• **Set exercise**:
Format the lines of the entries below, from the one containing "- scroll-left-button[interactable]: [361, 412, 371, 422]" down to the one containing "- list-header: Transfer", as a JSON list of strings with one string per line and blank lines omitted.

────────────────

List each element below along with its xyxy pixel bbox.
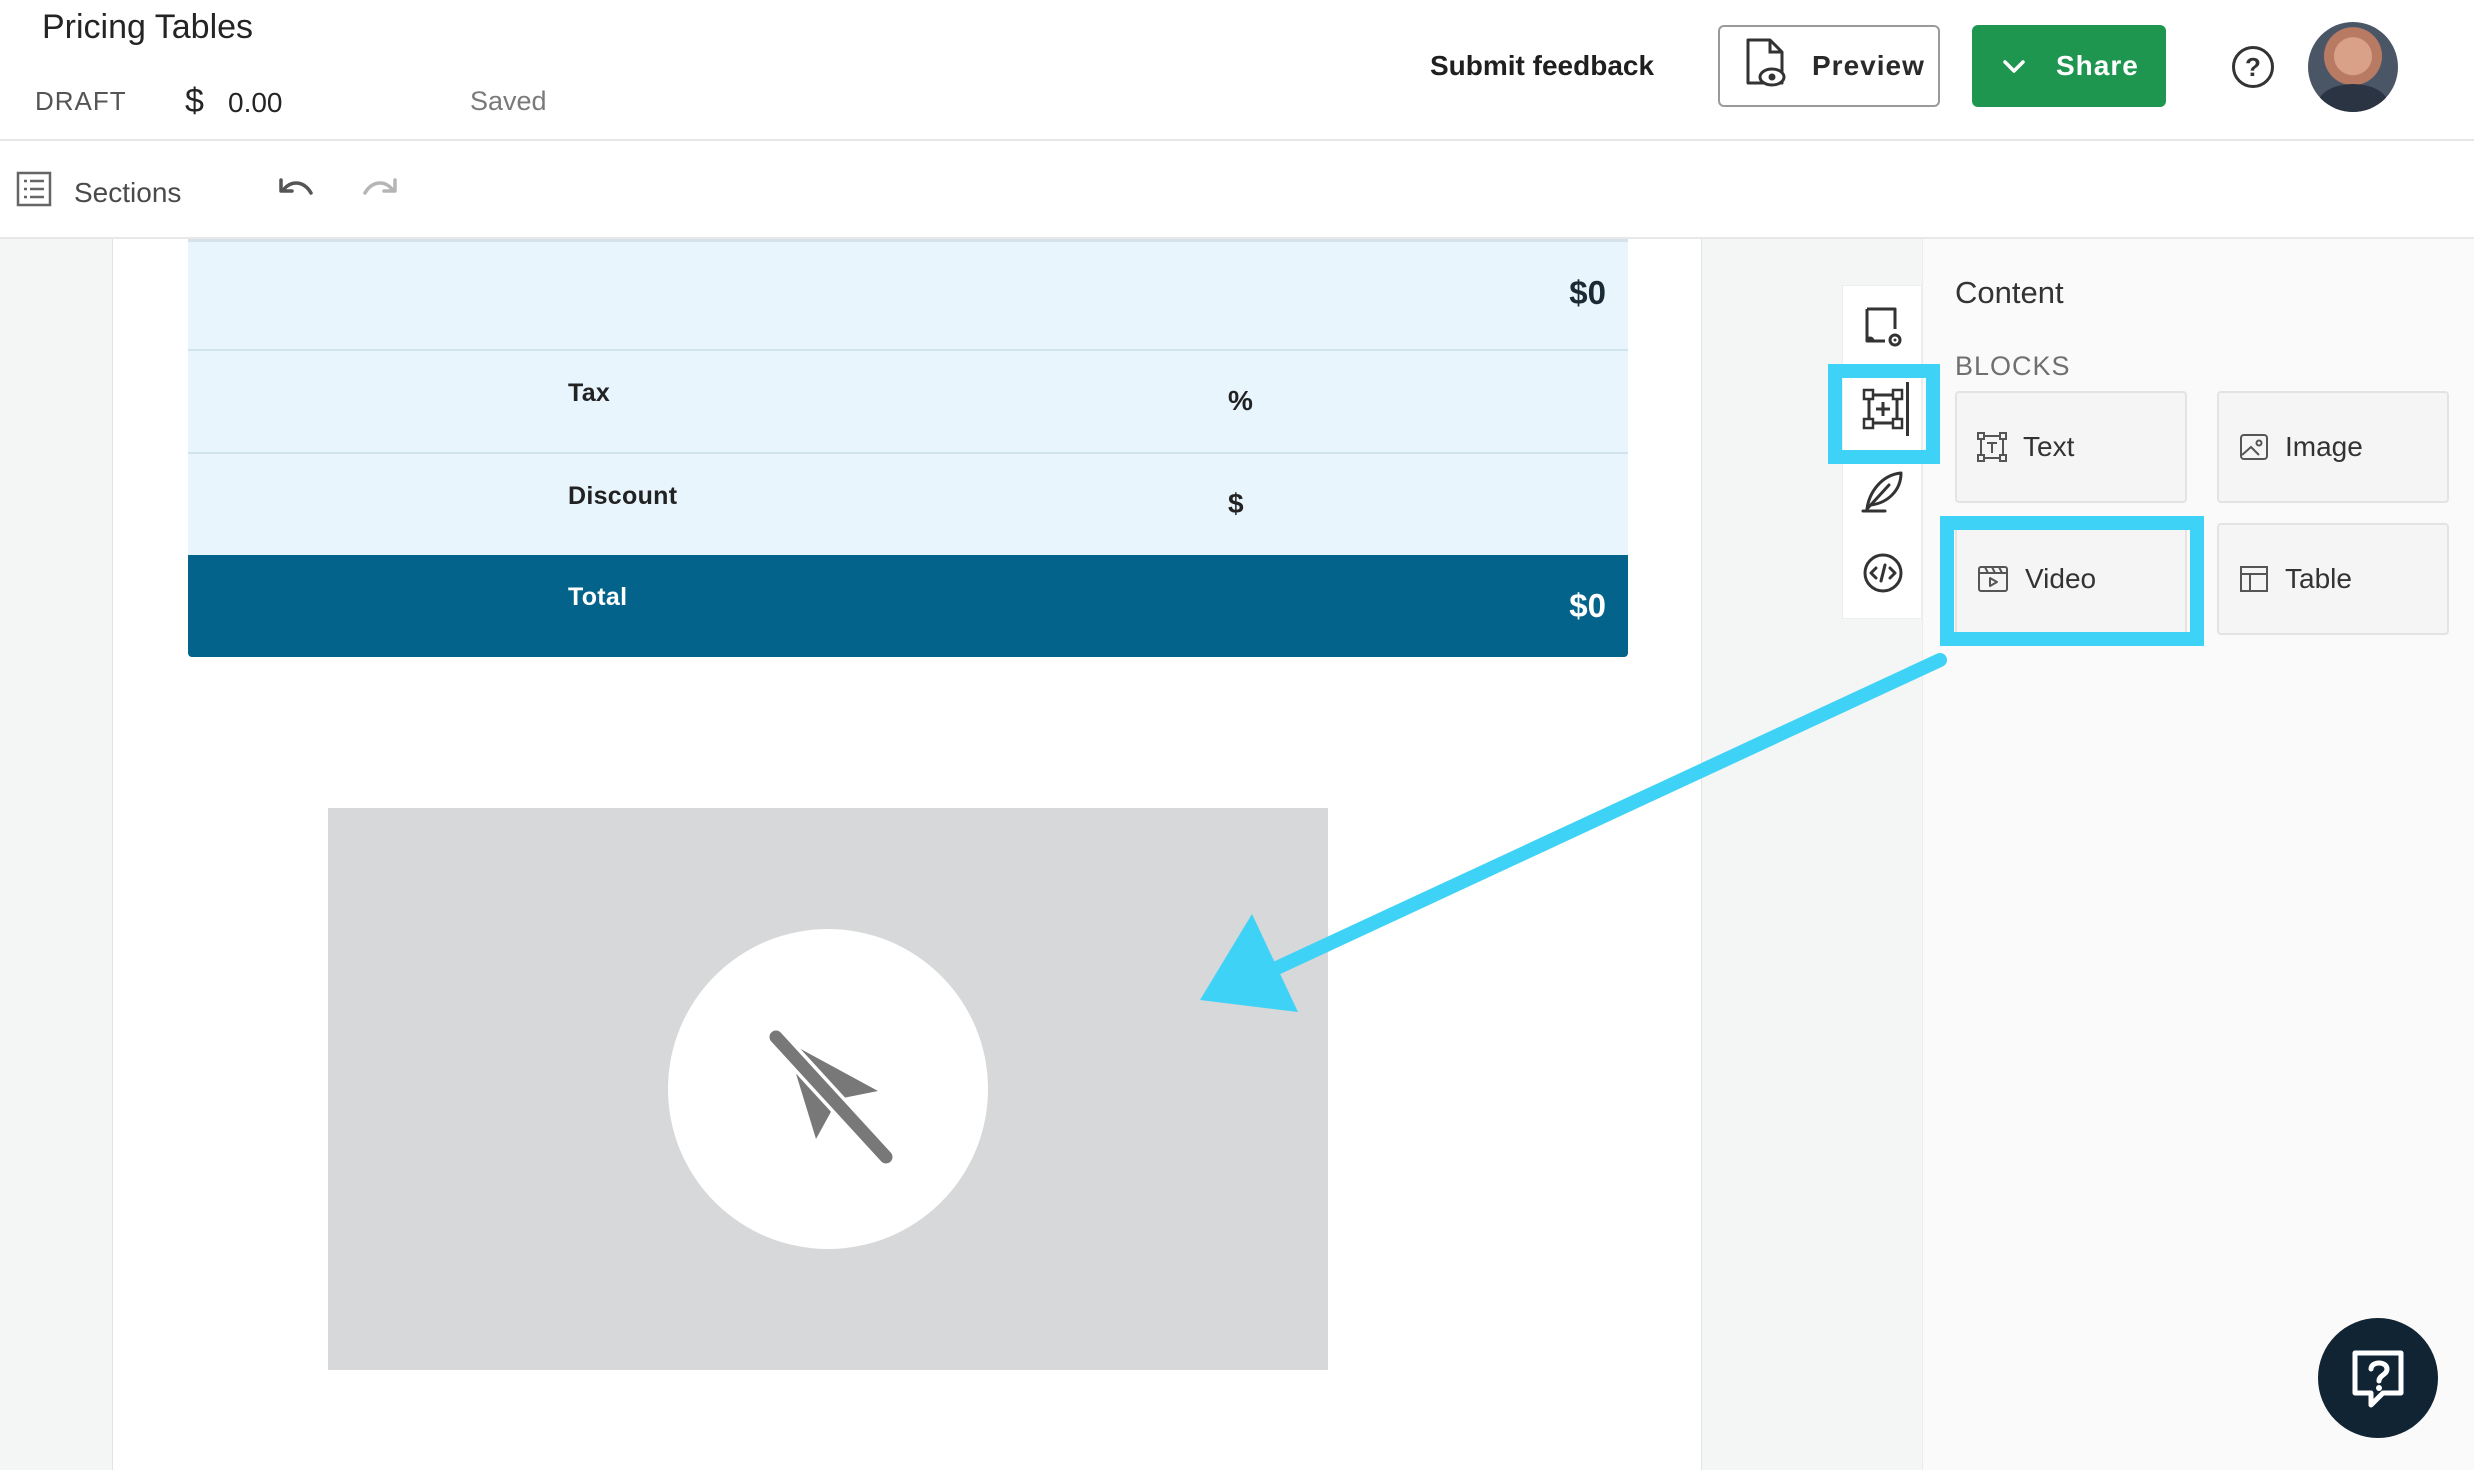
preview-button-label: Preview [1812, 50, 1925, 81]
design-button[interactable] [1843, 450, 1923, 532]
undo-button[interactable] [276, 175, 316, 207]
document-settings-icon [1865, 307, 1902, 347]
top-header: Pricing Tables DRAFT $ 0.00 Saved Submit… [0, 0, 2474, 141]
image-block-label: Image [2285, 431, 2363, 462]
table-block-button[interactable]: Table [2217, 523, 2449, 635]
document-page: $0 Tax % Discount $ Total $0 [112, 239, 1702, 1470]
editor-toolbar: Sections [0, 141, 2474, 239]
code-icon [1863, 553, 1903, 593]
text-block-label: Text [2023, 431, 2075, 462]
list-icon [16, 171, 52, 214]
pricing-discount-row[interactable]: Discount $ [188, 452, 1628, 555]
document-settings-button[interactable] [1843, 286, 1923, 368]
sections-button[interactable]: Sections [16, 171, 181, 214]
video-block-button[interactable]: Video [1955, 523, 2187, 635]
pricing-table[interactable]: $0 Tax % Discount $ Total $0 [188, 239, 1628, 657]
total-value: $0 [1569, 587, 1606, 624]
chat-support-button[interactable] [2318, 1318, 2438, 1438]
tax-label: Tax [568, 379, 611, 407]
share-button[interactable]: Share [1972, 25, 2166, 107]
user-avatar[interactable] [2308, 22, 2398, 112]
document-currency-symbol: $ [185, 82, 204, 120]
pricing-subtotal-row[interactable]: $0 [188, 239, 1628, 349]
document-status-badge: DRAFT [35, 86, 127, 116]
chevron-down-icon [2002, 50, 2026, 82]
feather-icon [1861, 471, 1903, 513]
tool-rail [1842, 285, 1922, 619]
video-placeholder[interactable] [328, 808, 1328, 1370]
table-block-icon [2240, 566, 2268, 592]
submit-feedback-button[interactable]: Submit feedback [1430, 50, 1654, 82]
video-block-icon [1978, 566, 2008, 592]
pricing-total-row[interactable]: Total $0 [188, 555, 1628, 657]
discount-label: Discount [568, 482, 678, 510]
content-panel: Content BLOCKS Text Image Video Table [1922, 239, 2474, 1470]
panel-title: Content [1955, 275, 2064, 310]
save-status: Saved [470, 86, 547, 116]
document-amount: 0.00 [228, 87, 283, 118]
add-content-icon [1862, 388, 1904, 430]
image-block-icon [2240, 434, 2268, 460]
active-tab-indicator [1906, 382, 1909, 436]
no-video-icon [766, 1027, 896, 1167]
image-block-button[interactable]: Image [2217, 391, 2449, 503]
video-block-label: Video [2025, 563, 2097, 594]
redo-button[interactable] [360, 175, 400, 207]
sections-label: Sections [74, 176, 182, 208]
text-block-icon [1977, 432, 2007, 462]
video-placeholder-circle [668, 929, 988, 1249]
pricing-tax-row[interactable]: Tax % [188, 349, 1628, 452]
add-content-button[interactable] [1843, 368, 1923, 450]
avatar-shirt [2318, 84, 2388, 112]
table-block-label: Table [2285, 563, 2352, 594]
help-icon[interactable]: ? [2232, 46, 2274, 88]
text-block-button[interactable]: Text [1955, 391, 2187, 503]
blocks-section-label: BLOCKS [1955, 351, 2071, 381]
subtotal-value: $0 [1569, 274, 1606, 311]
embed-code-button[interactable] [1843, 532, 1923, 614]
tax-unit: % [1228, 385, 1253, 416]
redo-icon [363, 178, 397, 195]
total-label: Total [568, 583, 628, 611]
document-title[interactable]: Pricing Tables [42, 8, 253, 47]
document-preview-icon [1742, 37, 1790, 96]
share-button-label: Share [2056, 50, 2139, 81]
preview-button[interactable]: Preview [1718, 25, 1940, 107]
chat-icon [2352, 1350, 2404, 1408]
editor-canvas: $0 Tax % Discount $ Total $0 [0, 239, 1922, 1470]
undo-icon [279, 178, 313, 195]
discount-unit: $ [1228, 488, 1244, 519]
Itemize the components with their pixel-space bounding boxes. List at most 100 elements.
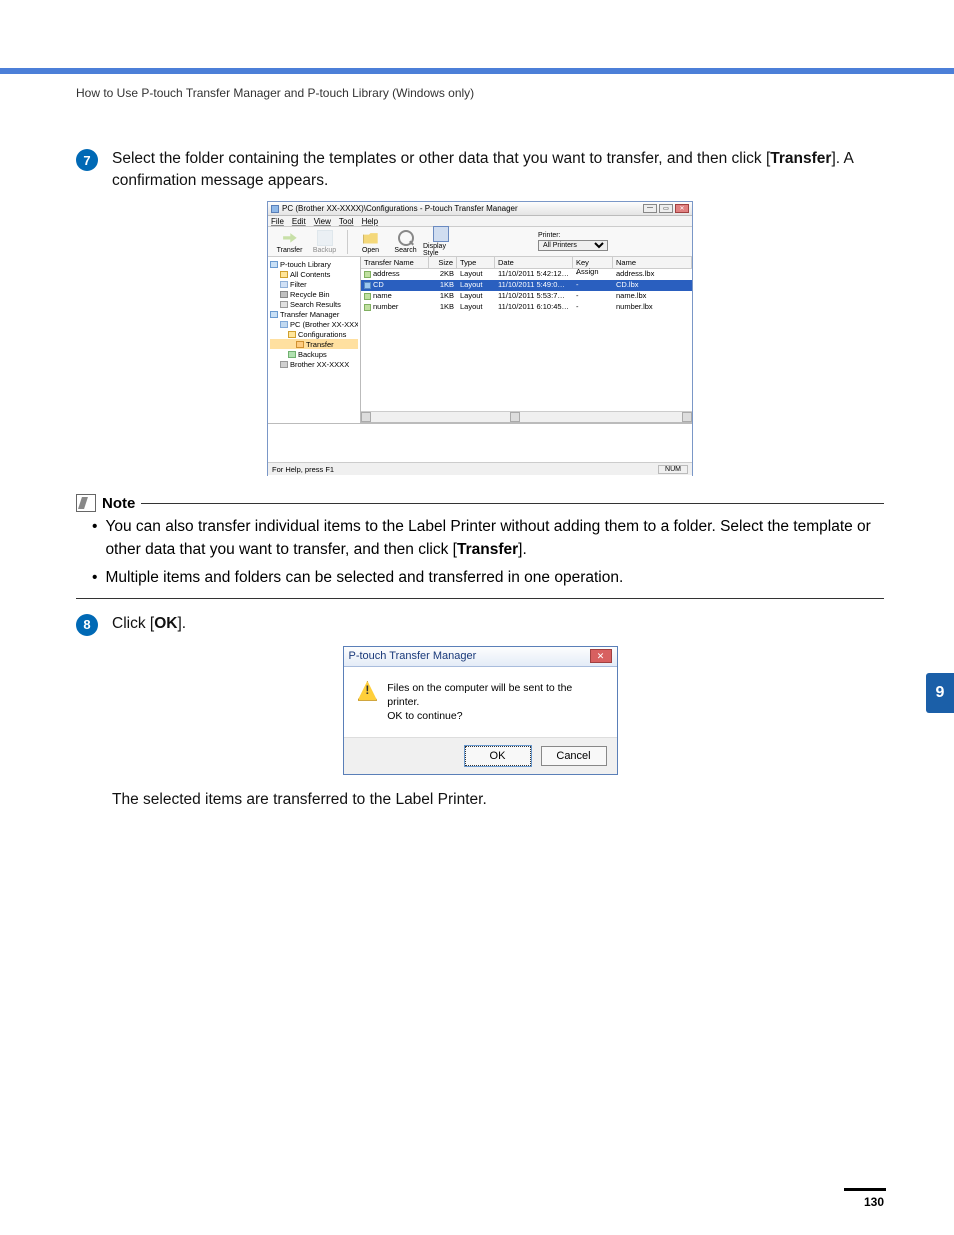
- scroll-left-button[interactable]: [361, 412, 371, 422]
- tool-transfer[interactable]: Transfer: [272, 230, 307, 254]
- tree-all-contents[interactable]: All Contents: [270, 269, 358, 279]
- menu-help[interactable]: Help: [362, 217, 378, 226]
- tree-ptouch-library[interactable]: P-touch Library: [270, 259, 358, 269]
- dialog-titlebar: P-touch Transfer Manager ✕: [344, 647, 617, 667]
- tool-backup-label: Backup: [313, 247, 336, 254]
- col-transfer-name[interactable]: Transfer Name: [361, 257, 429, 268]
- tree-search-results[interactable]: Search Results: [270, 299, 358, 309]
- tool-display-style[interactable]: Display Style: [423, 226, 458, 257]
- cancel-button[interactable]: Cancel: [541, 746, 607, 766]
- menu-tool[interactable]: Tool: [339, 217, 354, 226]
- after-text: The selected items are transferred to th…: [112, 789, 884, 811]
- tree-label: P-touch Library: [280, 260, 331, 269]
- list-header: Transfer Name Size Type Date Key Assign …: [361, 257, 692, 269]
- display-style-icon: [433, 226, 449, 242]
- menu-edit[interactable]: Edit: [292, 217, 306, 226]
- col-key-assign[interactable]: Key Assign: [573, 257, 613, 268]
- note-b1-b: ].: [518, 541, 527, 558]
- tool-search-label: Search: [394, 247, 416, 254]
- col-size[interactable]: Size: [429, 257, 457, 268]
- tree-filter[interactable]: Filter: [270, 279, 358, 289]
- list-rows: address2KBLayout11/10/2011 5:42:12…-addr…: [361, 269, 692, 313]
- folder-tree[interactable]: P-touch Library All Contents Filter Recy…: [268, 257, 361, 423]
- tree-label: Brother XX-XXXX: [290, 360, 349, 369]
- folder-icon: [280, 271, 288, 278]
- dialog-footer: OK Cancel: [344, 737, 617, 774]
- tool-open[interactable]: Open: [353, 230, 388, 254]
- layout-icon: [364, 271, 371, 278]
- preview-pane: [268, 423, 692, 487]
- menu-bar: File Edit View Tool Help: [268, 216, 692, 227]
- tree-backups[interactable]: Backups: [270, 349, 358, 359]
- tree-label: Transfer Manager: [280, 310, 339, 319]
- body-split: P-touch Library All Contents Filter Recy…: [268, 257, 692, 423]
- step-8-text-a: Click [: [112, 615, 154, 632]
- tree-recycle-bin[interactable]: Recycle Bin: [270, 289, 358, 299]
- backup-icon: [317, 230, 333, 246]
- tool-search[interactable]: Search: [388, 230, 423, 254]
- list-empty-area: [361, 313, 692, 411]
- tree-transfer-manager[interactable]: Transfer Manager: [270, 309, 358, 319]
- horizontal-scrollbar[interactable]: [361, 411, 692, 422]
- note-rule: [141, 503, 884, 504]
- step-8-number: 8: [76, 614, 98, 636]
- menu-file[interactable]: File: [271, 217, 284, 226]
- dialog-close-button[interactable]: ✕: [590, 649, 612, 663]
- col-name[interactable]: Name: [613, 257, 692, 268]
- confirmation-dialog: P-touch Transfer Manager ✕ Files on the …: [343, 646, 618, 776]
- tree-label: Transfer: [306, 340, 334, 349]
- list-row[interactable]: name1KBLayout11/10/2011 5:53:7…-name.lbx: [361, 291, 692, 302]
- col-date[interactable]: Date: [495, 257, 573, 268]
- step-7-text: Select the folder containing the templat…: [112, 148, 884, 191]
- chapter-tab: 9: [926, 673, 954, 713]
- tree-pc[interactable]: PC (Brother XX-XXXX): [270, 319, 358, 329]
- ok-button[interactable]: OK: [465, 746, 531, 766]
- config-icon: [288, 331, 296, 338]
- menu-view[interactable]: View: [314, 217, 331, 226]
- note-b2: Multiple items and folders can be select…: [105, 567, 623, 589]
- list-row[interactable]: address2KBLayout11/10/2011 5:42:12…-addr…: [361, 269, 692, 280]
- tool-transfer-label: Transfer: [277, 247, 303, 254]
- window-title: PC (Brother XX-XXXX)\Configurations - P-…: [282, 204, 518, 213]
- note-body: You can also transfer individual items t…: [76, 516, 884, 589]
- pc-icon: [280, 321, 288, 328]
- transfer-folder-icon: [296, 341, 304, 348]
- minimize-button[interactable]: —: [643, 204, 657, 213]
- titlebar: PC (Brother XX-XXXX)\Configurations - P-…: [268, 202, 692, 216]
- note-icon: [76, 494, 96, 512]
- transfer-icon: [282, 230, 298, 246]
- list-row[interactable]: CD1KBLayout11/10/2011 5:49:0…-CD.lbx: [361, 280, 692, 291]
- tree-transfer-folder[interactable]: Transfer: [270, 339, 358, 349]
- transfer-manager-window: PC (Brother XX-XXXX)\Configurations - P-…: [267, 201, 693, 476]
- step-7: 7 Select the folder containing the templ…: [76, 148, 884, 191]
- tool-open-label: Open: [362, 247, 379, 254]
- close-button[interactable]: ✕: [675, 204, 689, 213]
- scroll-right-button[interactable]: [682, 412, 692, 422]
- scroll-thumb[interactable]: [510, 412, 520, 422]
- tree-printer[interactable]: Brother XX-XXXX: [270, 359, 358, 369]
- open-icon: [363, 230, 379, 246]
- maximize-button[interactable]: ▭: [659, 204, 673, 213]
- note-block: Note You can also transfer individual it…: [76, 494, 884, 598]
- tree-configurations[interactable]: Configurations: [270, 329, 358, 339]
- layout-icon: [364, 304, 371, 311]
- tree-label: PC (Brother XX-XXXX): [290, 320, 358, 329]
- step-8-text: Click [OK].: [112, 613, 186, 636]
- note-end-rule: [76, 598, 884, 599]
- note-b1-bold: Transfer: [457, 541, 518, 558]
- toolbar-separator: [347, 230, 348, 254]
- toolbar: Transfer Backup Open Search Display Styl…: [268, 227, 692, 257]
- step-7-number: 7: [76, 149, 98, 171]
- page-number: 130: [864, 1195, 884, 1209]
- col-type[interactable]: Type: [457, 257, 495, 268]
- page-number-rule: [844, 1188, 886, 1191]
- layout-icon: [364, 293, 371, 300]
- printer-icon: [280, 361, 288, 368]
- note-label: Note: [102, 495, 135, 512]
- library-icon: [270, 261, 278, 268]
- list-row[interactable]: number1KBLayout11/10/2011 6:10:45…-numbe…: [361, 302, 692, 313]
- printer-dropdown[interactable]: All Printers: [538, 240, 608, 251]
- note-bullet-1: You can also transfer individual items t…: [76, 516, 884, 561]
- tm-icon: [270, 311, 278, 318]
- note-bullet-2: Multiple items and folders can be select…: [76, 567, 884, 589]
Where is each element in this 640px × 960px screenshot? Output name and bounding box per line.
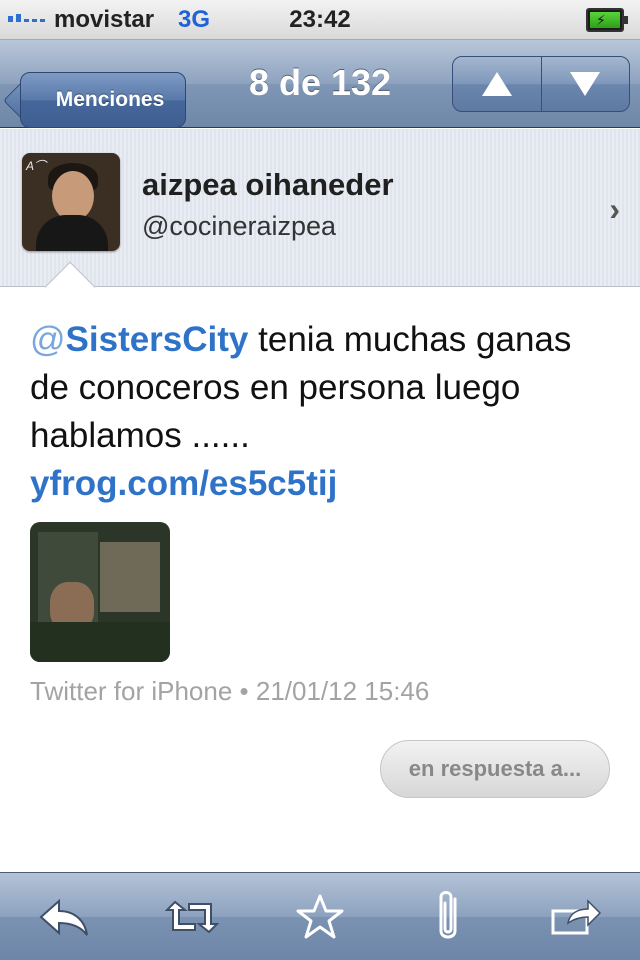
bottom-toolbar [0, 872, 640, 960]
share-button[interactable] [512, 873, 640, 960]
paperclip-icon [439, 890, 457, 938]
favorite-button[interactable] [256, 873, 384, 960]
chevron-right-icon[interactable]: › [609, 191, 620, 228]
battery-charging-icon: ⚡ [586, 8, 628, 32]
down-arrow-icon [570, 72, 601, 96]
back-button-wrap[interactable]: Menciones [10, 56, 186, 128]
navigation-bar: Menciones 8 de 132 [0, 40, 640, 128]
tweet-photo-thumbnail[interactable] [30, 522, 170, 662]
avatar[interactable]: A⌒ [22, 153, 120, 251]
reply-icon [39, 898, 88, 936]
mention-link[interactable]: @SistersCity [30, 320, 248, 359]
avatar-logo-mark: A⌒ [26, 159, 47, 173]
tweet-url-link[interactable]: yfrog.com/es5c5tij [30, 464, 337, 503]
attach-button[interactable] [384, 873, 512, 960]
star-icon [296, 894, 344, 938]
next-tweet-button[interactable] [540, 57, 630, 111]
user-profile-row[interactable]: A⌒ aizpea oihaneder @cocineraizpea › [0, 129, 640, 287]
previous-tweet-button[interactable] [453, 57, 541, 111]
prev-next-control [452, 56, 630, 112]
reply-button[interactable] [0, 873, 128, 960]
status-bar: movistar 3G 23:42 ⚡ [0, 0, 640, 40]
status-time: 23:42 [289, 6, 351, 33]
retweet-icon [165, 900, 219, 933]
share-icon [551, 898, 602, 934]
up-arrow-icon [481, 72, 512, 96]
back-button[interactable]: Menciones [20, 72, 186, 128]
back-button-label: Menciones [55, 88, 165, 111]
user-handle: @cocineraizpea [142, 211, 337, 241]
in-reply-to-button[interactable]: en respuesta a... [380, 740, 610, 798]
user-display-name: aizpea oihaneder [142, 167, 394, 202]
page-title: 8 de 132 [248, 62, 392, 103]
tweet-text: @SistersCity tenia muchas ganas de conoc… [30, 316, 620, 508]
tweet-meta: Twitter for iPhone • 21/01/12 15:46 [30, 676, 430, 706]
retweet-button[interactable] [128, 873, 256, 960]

────────────────

• **Finished answer**:
[
  "- scroll-left-button[interactable]: [361, 412, 371, 422]",
  "- tool-transfer[interactable]: Transfer: [272, 230, 307, 254]",
  "- tree-all-contents[interactable]: All Contents: [270, 269, 358, 279]",
  "- menu-help[interactable]: Help: [362, 217, 378, 226]",
  "- tree-ptouch-library[interactable]: P-touch Library: [270, 259, 358, 269]",
  "- dialog-titlebar: P-touch Transfer Manager ✕: [344, 647, 617, 667]",
  "- tool-backup-label: Backup: [313, 247, 336, 254]",
  "- col-transfer-name[interactable]: Transfer Name: [361, 257, 429, 268]",
  "- tree-search-results[interactable]: Search Results: [270, 299, 358, 309]",
  "- tool-display-style[interactable]: Display Style: [423, 226, 458, 257]",
  "- cancel-button[interactable]: Cancel: [541, 746, 607, 766]",
  "- menu-tool[interactable]: Tool: [339, 217, 354, 226]",
  "- after-text: The selected items are transferred to th…: [112, 789, 884, 811]",
  "- tree-label: P-touch Library: [280, 260, 331, 269]",
  "- list-header: Transfer Name Size Type Date Key Assign …: [361, 257, 692, 269]"
]